Dataset records:

Segment Open

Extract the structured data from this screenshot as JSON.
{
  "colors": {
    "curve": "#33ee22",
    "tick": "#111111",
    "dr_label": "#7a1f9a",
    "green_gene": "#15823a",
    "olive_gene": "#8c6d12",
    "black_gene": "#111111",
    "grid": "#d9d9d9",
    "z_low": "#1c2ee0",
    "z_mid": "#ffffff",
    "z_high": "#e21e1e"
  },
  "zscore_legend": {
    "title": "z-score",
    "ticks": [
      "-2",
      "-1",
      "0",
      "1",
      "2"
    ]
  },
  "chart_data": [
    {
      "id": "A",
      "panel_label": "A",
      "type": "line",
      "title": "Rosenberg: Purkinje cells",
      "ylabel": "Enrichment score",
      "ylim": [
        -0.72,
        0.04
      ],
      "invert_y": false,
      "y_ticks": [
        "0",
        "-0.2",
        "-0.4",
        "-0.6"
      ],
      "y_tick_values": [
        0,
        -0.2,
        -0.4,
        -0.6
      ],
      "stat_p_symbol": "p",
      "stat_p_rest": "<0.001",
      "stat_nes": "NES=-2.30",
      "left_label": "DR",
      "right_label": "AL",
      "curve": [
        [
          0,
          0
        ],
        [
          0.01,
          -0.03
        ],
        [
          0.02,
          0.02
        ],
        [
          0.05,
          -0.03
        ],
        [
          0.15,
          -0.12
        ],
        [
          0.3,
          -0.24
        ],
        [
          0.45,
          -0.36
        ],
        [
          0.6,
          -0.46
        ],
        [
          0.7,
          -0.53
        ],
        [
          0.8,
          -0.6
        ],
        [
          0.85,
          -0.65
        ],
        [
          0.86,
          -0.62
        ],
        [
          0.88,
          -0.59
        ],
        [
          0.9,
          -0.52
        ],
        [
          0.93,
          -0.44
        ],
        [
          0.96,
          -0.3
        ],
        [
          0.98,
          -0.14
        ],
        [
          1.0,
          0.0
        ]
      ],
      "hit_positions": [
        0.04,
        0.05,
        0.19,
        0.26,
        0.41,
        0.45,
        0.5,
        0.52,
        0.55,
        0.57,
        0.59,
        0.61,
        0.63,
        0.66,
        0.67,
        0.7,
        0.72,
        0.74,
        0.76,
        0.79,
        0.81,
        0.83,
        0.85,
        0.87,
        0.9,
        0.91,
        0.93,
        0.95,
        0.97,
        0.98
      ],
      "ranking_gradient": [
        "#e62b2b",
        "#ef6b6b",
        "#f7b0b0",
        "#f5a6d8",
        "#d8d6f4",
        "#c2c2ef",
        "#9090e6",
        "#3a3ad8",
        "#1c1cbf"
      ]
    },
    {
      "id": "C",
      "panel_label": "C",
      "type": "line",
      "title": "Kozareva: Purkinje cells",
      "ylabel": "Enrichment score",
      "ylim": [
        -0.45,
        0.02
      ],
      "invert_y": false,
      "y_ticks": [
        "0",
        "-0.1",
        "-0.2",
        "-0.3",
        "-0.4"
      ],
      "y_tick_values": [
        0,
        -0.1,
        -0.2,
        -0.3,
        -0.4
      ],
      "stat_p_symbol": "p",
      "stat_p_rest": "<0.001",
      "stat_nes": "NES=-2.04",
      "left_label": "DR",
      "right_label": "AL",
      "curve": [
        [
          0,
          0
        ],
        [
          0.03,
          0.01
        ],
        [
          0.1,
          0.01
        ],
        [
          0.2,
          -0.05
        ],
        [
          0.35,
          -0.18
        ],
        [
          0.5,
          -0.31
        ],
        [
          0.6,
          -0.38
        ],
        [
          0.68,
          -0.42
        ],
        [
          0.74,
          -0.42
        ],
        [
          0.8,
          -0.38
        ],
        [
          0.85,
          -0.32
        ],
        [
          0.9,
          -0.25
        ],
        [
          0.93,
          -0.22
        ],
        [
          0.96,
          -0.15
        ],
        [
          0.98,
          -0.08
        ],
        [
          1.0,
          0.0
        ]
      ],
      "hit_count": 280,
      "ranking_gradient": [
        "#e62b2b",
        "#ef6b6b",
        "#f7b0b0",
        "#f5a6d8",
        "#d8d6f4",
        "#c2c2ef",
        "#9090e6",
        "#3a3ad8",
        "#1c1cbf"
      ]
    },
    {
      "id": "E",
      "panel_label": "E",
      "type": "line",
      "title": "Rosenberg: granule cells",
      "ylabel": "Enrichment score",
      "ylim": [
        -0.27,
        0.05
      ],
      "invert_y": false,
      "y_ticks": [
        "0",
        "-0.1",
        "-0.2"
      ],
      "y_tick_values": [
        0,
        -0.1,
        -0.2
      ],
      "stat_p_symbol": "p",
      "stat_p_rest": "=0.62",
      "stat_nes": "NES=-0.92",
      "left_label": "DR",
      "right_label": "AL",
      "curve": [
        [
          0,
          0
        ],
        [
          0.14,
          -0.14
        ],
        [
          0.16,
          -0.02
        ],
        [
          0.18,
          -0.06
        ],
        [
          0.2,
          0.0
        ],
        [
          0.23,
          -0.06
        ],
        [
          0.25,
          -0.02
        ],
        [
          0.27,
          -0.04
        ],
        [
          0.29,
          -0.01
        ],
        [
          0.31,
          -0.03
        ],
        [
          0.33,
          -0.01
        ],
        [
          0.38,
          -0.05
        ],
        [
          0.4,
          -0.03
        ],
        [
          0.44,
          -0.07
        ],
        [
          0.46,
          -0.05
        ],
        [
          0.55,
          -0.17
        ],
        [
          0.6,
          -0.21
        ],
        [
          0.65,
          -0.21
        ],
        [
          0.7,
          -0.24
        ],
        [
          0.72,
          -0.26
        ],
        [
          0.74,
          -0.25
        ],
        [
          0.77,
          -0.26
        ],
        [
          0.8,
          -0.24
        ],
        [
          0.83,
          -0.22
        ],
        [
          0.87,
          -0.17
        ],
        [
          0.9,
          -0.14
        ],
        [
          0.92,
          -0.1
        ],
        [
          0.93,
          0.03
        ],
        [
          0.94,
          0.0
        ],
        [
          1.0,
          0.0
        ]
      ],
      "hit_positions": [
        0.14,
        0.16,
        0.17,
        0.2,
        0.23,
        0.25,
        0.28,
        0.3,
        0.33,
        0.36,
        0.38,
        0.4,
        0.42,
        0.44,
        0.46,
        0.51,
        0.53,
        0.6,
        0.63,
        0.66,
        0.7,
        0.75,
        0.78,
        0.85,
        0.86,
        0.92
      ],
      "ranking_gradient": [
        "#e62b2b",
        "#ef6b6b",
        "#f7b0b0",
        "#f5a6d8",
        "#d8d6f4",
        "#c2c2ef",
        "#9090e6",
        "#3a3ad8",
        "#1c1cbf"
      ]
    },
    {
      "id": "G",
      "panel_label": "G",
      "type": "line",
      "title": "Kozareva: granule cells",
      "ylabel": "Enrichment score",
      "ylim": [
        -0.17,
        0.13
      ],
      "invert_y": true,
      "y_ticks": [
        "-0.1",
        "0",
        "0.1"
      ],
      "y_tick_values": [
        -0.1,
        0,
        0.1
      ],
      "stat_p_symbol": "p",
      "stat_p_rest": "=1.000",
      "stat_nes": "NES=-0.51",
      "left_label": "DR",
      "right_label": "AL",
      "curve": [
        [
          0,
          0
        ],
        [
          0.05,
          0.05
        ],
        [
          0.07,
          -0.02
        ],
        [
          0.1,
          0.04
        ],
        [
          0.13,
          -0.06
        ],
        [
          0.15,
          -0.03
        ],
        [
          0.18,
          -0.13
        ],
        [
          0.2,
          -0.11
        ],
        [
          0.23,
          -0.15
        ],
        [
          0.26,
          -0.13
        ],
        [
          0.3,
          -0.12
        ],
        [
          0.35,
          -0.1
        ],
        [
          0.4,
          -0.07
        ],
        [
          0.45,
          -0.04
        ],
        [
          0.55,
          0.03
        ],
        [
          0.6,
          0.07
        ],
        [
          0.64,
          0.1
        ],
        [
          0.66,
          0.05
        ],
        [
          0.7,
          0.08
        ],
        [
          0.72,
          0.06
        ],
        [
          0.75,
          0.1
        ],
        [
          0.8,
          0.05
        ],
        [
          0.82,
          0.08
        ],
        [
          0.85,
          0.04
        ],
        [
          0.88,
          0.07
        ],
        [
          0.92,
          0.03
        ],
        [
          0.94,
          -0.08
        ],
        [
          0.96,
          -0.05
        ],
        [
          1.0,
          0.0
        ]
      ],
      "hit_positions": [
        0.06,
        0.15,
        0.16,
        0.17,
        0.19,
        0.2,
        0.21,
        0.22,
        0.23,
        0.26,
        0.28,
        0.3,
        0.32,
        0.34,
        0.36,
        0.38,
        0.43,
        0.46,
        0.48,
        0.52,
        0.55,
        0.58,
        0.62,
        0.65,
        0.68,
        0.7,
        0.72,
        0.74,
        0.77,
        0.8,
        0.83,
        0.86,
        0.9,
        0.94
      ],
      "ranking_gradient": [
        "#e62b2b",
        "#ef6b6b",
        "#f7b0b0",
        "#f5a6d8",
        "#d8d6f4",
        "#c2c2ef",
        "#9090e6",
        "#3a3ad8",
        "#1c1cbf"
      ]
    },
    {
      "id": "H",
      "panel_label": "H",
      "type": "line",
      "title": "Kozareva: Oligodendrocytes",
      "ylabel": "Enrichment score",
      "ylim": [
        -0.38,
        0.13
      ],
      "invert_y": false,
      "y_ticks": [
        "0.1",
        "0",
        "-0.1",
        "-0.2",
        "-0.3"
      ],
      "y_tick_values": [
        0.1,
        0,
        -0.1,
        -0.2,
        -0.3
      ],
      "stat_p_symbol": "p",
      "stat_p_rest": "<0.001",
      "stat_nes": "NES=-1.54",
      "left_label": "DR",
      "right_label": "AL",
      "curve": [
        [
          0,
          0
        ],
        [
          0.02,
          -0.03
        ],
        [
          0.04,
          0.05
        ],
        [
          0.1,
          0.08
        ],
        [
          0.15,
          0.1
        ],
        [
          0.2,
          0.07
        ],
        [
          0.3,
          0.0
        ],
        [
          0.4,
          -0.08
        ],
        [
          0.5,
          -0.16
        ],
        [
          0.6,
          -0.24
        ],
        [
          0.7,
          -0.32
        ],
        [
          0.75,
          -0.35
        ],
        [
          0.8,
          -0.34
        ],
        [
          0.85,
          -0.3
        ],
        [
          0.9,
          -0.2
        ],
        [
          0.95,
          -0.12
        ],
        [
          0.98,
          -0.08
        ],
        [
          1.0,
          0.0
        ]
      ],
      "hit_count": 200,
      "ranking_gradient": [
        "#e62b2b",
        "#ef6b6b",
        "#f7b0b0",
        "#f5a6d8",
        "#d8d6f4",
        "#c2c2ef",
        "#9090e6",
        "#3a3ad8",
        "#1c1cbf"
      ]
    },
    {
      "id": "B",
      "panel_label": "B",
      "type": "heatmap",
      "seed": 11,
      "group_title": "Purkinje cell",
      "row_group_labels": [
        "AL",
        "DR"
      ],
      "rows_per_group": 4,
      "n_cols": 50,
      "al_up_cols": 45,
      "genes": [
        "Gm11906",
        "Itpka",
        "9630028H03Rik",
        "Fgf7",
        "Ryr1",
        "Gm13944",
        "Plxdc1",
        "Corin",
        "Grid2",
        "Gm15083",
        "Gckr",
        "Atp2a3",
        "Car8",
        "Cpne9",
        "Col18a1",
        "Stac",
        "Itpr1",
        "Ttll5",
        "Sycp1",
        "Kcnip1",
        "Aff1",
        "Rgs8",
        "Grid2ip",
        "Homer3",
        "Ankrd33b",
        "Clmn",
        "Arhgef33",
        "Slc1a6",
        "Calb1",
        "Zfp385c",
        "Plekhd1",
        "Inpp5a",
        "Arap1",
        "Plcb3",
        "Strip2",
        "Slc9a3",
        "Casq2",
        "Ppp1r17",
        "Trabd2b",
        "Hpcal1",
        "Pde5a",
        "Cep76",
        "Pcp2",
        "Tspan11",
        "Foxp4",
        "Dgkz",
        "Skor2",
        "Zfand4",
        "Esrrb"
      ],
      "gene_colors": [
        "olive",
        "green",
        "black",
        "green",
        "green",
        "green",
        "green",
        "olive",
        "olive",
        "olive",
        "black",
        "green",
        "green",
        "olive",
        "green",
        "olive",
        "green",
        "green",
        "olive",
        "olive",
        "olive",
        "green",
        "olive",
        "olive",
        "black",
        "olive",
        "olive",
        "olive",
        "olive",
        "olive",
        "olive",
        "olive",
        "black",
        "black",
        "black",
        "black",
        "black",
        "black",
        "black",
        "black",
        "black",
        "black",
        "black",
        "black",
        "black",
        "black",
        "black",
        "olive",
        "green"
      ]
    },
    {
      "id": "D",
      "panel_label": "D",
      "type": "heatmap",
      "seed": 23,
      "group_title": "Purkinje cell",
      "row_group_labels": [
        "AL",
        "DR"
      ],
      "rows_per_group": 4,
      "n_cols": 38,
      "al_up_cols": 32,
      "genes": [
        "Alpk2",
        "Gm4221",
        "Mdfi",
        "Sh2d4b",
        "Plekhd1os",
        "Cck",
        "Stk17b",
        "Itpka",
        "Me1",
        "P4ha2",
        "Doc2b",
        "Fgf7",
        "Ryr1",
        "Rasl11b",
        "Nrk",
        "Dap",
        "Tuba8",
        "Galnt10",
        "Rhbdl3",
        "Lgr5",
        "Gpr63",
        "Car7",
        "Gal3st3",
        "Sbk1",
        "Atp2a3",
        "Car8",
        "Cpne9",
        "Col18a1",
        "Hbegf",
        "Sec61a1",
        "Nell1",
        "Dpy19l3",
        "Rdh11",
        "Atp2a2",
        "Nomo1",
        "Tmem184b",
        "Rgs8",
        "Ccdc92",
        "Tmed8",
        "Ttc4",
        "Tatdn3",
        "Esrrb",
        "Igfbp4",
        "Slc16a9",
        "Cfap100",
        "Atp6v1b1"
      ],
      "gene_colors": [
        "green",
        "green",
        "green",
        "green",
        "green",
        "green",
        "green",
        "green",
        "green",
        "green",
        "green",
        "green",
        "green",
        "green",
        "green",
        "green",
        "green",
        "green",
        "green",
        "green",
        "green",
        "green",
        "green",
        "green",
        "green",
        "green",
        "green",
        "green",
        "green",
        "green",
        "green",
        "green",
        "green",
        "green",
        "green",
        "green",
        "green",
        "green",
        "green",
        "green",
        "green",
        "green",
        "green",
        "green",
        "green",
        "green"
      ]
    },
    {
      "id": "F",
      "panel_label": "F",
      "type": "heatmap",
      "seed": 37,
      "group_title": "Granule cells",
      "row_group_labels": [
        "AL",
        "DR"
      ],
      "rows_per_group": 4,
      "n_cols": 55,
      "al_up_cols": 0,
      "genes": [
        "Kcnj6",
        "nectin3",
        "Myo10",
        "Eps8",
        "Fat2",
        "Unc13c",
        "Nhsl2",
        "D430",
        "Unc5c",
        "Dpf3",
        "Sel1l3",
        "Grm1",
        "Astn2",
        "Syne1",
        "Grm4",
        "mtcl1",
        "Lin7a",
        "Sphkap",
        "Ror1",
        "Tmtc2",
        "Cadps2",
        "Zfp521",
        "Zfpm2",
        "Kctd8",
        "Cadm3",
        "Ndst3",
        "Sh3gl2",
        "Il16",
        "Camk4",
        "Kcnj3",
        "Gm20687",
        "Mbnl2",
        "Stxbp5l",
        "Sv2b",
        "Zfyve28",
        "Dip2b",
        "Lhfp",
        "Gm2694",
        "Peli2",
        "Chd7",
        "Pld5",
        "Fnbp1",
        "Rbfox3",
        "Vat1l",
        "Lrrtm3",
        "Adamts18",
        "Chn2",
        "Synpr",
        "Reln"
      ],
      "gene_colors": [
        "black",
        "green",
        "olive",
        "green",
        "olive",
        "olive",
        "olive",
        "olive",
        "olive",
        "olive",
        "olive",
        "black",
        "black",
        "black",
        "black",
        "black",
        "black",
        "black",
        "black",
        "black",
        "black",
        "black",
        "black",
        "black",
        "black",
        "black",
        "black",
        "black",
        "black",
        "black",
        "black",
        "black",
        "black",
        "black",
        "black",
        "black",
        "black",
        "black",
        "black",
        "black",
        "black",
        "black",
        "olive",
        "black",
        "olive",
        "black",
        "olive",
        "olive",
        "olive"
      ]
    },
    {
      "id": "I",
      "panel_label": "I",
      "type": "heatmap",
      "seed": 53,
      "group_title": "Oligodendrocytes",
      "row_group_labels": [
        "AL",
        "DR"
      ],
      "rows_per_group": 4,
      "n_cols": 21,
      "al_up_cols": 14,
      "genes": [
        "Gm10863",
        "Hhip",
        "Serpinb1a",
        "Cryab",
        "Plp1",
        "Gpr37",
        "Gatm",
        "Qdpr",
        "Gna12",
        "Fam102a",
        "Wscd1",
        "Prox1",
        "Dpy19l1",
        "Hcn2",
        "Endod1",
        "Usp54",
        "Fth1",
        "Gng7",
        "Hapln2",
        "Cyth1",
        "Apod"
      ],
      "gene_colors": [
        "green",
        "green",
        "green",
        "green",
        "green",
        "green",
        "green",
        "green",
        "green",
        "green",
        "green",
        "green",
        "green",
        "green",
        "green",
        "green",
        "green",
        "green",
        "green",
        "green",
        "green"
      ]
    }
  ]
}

Segment Closed

## PROBLEM TO SOLVE
Look through the entries and return every line where "Rosenberg" appears.

## TASK RESULT
      "title": "Rosenberg: Purkinje cells",
      "title": "Rosenberg: granule cells",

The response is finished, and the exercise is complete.